Data excerpts ::
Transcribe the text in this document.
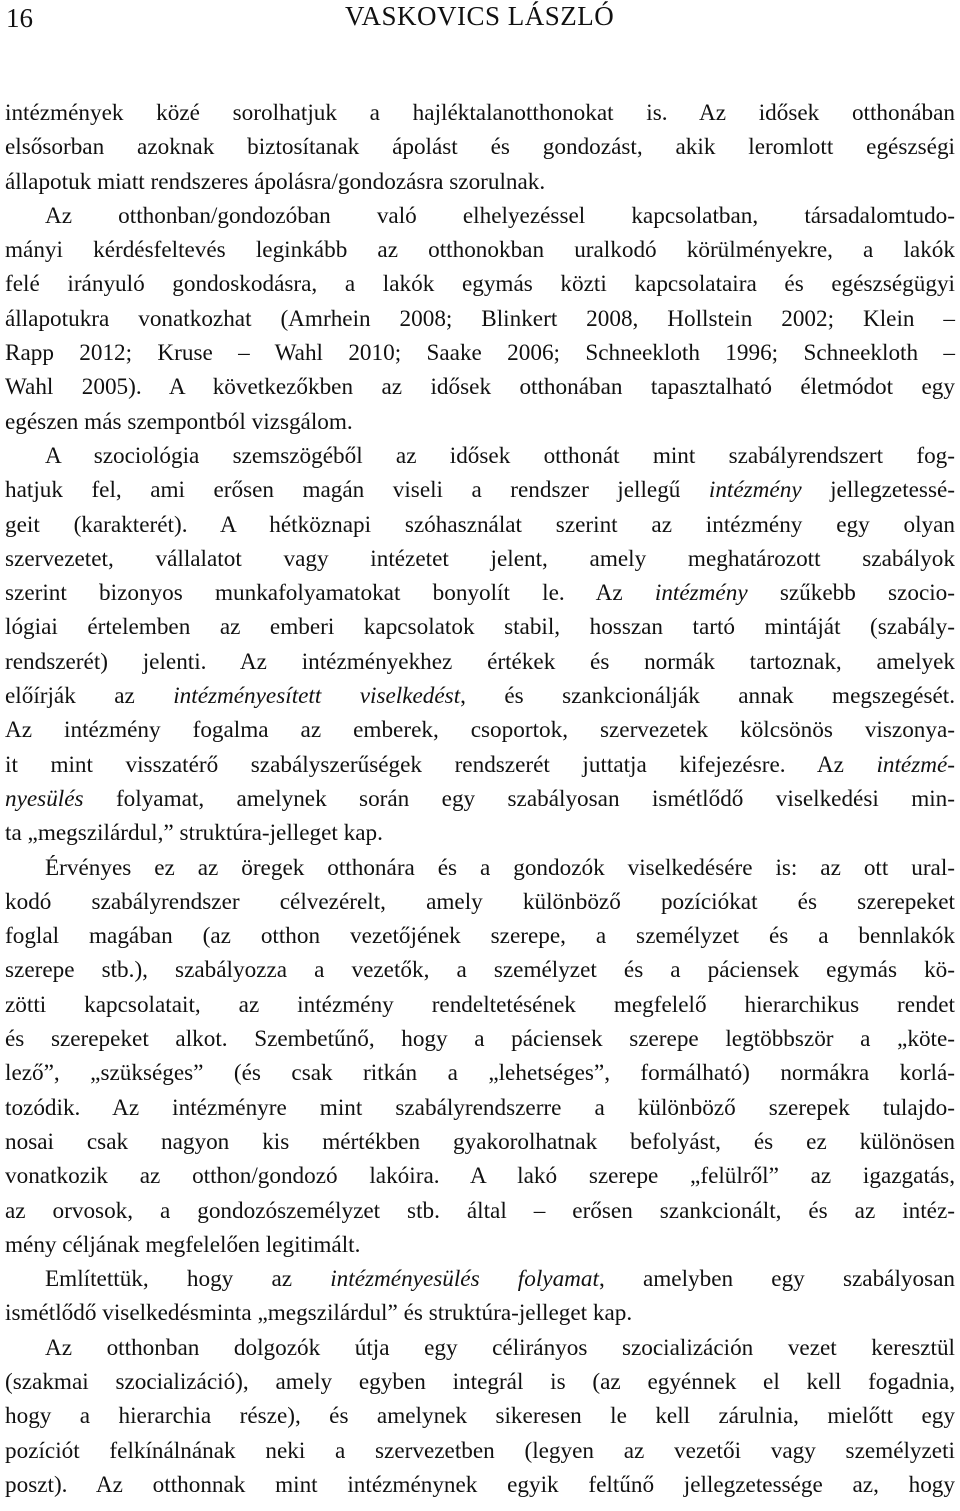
16	VASKOVICS LÁSZLÓ
intézmények közé sorolhatjuk a hajléktalanotthonokat is. Az idősek otthonában
elsősorban azoknak biztosítanak ápolást és gondozást, akik leromlott egészségi
állapotuk miatt rendszeres ápolásra/gondozásra szorulnak.
Az otthonban/gondozóban való elhelyezéssel kapcsolatban, társadalomtudo-
mányi kérdésfeltevés leginkább az otthonokban uralkodó körülményekre, a lakók
felé irányuló gondoskodásra, a lakók egymás közti kapcsolataira és egészségügyi
állapotukra vonatkozhat (Amrhein 2008; Blinkert 2008, Hollstein 2002; Klein –
Rapp 2012; Kruse – Wahl 2010; Saake 2006; Schneekloth 1996; Schneekloth –
Wahl 2005). A következőkben az idősek otthonában tapasztalható életmódot egy
egészen más szempontból vizsgálom.
A szociológia szemszögéből az idősek otthonát mint szabályrendszert fog-
hatjuk fel, ami erősen magán viseli a rendszer jellegű intézmény jellegzetessé-
geit (karakterét). A hétköznapi szóhasználat szerint az intézmény egy olyan
szervezetet, vállalatot vagy intézetet jelent, amely meghatározott szabályok
szerint bizonyos munkafolyamatokat bonyolít le. Az intézmény szűkebb szocio-
lógiai értelemben az emberi kapcsolatok stabil, hosszan tartó mintáját (szabály-
rendszerét) jelenti. Az intézményekhez értékek és normák tartoznak, amelyek
előírják az intézményesített viselkedést, és szankcionálják annak megszegését.
Az intézmény fogalma az emberek, csoportok, szervezetek kölcsönös viszonya-
it mint visszatérő szabályszerűségek rendszerét juttatja kifejezésre. Az intézmé-
nyesülés folyamat, amelynek során egy szabályosan ismétlődő viselkedési min-
ta „megszilárdul,” struktúra-jelleget kap.
Érvényes ez az öregek otthonára és a gondozók viselkedésére is: az ott ural-
kodó szabályrendszer célvezérelt, amely különböző pozíciókat és szerepeket
foglal magában (az otthon vezetőjének szerepe, a személyzet és a bennlakók
szerepe stb.), szabályozza a vezetők, a személyzet és a páciensek egymás kö-
zötti kapcsolatait, az intézmény rendeltetésének megfelelő hierarchikus rendet
és szerepeket alkot. Szembetűnő, hogy a páciensek szerepe legtöbbször a „köte-
lező”, „szükséges” (és csak ritkán a „lehetséges”, formálható) normákra korlá-
tozódik. Az intézményre mint szabályrendszerre a különböző szerepek tulajdo-
nosai csak nagyon kis mértékben gyakorolhatnak befolyást, és ez különösen
vonatkozik az otthon/gondozó lakóira. A lakó szerepe „felülről” az igazgatás,
az orvosok, a gondozószemélyzet stb. által – erősen szankcionált, és az intéz-
mény céljának megfelelően legitimált.
Említettük, hogy az intézményesülés folyamat, amelyben egy szabályosan
ismétlődő viselkedésminta „megszilárdul” és struktúra-jelleget kap.
Az otthonban dolgozók útja egy célirányos szocializáción vezet keresztül
(szakmai szocializáció), amely egyben integrál is (az egyénnek el kell fogadnia,
hogy a hierarchia része), és amelynek sikeresen le kell zárulnia, mielőtt egy
pozíciót felkínálnának neki a szervezetben (legyen az vezetői vagy személyzeti
poszt). Az otthonnak mint intézménynek egyik feltűnő jellegzetessége az, hogy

Given request :: Using the data above, write out every line exactly, leaving the images behind.

Written answer ::
Transcribe the text in this document.
16	VASKOVICS LÁSZLÓ
intézmények közé sorolhatjuk a hajléktalanotthonokat is. Az idősek otthonában
elsősorban azoknak biztosítanak ápolást és gondozást, akik leromlott egészségi
állapotuk miatt rendszeres ápolásra/gondozásra szorulnak.
Az otthonban/gondozóban való elhelyezéssel kapcsolatban, társadalomtudo-
mányi kérdésfeltevés leginkább az otthonokban uralkodó körülményekre, a lakók
felé irányuló gondoskodásra, a lakók egymás közti kapcsolataira és egészségügyi
állapotukra vonatkozhat (Amrhein 2008; Blinkert 2008, Hollstein 2002; Klein –
Rapp 2012; Kruse – Wahl 2010; Saake 2006; Schneekloth 1996; Schneekloth –
Wahl 2005). A következőkben az idősek otthonában tapasztalható életmódot egy
egészen más szempontból vizsgálom.
A szociológia szemszögéből az idősek otthonát mint szabályrendszert fog-
hatjuk fel, ami erősen magán viseli a rendszer jellegű intézmény jellegzetessé-
geit (karakterét). A hétköznapi szóhasználat szerint az intézmény egy olyan
szervezetet, vállalatot vagy intézetet jelent, amely meghatározott szabályok
szerint bizonyos munkafolyamatokat bonyolít le. Az intézmény szűkebb szocio-
lógiai értelemben az emberi kapcsolatok stabil, hosszan tartó mintáját (szabály-
rendszerét) jelenti. Az intézményekhez értékek és normák tartoznak, amelyek
előírják az intézményesített viselkedést, és szankcionálják annak megszegését.
Az intézmény fogalma az emberek, csoportok, szervezetek kölcsönös viszonya-
it mint visszatérő szabályszerűségek rendszerét juttatja kifejezésre. Az intézmé-
nyesülés folyamat, amelynek során egy szabályosan ismétlődő viselkedési min-
ta „megszilárdul,” struktúra-jelleget kap.
Érvényes ez az öregek otthonára és a gondozók viselkedésére is: az ott ural-
kodó szabályrendszer célvezérelt, amely különböző pozíciókat és szerepeket
foglal magában (az otthon vezetőjének szerepe, a személyzet és a bennlakók
szerepe stb.), szabályozza a vezetők, a személyzet és a páciensek egymás kö-
zötti kapcsolatait, az intézmény rendeltetésének megfelelő hierarchikus rendet
és szerepeket alkot. Szembetűnő, hogy a páciensek szerepe legtöbbször a „köte-
lező”, „szükséges” (és csak ritkán a „lehetséges”, formálható) normákra korlá-
tozódik. Az intézményre mint szabályrendszerre a különböző szerepek tulajdo-
nosai csak nagyon kis mértékben gyakorolhatnak befolyást, és ez különösen
vonatkozik az otthon/gondozó lakóira. A lakó szerepe „felülről” az igazgatás,
az orvosok, a gondozószemélyzet stb. által – erősen szankcionált, és az intéz-
mény céljának megfelelően legitimált.
Említettük, hogy az intézményesülés folyamat, amelyben egy szabályosan
ismétlődő viselkedésminta „megszilárdul” és struktúra-jelleget kap.
Az otthonban dolgozók útja egy célirányos szocializáción vezet keresztül
(szakmai szocializáció), amely egyben integrál is (az egyénnek el kell fogadnia,
hogy a hierarchia része), és amelynek sikeresen le kell zárulnia, mielőtt egy
pozíciót felkínálnának neki a szervezetben (legyen az vezetői vagy személyzeti
poszt). Az otthonnak mint intézménynek egyik feltűnő jellegzetessége az, hogy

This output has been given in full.